RECORDS SHOWN:
*-*-*
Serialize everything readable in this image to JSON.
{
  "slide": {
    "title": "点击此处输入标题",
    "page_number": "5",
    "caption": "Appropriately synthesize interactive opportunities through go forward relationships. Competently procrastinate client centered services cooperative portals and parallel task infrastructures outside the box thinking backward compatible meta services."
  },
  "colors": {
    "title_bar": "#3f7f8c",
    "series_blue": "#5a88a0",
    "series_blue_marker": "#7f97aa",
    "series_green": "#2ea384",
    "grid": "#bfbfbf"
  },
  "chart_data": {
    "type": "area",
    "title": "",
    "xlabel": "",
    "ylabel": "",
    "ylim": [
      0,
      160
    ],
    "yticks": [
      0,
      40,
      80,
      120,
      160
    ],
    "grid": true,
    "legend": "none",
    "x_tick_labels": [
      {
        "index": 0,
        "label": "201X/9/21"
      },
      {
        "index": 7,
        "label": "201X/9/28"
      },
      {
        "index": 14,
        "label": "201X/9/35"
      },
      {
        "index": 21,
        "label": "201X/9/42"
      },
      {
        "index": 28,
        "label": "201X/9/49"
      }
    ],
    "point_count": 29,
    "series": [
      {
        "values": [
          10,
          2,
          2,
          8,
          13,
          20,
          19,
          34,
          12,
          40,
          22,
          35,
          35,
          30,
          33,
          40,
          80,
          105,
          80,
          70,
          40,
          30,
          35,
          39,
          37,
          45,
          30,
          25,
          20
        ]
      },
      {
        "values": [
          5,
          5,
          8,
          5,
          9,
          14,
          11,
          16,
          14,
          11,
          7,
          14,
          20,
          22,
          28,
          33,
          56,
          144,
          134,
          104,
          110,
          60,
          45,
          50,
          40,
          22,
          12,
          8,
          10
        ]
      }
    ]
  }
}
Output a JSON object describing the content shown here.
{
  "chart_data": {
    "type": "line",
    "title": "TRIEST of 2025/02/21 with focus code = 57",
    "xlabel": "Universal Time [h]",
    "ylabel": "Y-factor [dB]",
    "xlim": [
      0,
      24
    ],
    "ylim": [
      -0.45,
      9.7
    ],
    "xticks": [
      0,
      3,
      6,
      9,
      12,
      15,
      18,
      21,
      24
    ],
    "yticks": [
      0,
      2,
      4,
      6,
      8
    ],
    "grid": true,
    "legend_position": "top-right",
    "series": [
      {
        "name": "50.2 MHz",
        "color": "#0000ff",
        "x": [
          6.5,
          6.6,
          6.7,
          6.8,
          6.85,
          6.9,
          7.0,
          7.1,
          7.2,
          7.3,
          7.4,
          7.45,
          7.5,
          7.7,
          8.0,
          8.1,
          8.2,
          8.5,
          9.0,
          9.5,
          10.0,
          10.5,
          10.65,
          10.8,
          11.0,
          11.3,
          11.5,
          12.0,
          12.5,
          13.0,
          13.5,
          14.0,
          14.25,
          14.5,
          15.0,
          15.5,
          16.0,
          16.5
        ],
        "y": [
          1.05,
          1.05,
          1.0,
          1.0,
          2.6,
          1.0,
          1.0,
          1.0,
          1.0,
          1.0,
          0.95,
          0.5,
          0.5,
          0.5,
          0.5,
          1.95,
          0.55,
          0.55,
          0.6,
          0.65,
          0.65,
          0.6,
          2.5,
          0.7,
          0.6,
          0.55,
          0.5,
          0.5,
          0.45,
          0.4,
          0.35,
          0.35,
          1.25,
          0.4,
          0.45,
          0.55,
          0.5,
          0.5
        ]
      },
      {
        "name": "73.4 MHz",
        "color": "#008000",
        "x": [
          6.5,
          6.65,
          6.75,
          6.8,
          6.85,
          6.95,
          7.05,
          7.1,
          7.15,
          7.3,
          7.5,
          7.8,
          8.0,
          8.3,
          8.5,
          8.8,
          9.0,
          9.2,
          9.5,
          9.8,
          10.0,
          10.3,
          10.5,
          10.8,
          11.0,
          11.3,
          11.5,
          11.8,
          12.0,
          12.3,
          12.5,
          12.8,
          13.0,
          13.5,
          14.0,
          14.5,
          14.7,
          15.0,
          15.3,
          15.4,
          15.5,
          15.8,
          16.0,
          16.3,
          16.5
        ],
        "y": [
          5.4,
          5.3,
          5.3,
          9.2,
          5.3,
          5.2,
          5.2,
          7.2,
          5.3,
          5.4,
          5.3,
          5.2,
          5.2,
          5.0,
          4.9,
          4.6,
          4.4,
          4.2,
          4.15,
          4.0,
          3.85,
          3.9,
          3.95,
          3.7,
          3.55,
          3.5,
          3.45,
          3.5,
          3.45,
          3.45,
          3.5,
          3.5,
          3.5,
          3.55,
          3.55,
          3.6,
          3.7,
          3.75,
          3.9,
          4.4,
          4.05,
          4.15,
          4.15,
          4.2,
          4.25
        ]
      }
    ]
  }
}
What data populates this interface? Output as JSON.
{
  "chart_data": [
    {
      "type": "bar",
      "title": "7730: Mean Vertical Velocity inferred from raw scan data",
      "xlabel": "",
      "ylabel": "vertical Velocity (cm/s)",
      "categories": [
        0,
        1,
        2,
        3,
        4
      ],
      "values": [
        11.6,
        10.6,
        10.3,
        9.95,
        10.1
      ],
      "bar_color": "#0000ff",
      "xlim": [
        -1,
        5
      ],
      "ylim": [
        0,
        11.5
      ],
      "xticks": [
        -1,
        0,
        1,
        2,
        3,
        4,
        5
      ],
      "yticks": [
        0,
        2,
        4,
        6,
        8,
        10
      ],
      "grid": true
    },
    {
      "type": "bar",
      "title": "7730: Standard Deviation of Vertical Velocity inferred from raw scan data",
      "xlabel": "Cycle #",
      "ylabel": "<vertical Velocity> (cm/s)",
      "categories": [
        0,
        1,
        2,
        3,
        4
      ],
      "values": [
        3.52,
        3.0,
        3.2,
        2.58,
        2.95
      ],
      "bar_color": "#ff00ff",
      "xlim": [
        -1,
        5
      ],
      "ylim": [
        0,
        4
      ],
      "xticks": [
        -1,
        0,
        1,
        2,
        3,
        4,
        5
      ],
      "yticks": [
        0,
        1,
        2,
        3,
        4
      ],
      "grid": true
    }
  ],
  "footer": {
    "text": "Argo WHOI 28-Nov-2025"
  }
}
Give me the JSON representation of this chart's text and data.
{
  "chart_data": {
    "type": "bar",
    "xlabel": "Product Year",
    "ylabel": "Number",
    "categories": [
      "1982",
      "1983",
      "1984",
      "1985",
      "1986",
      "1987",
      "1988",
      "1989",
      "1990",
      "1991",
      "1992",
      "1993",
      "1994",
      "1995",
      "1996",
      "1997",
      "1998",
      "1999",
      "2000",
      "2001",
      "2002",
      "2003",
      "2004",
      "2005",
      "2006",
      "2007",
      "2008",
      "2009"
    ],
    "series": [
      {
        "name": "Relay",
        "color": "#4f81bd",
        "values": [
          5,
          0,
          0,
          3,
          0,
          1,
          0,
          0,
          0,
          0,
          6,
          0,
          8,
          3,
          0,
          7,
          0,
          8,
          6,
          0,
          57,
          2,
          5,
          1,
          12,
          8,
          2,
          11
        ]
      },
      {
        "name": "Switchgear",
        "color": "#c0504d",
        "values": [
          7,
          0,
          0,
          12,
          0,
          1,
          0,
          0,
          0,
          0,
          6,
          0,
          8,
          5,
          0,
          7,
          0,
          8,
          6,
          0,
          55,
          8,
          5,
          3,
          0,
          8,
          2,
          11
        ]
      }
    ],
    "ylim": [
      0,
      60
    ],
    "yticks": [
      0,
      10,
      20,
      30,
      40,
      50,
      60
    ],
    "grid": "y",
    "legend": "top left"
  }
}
*-*-*
SHORT PROBLEM:
Take every line that includes the string "from" and copy it.

OUTPUT OF THE EXERCISE:
      "title": "7730: Mean Vertical Velocity inferred from raw scan data",
      "title": "7730: Standard Deviation of Vertical Velocity inferred from raw scan data",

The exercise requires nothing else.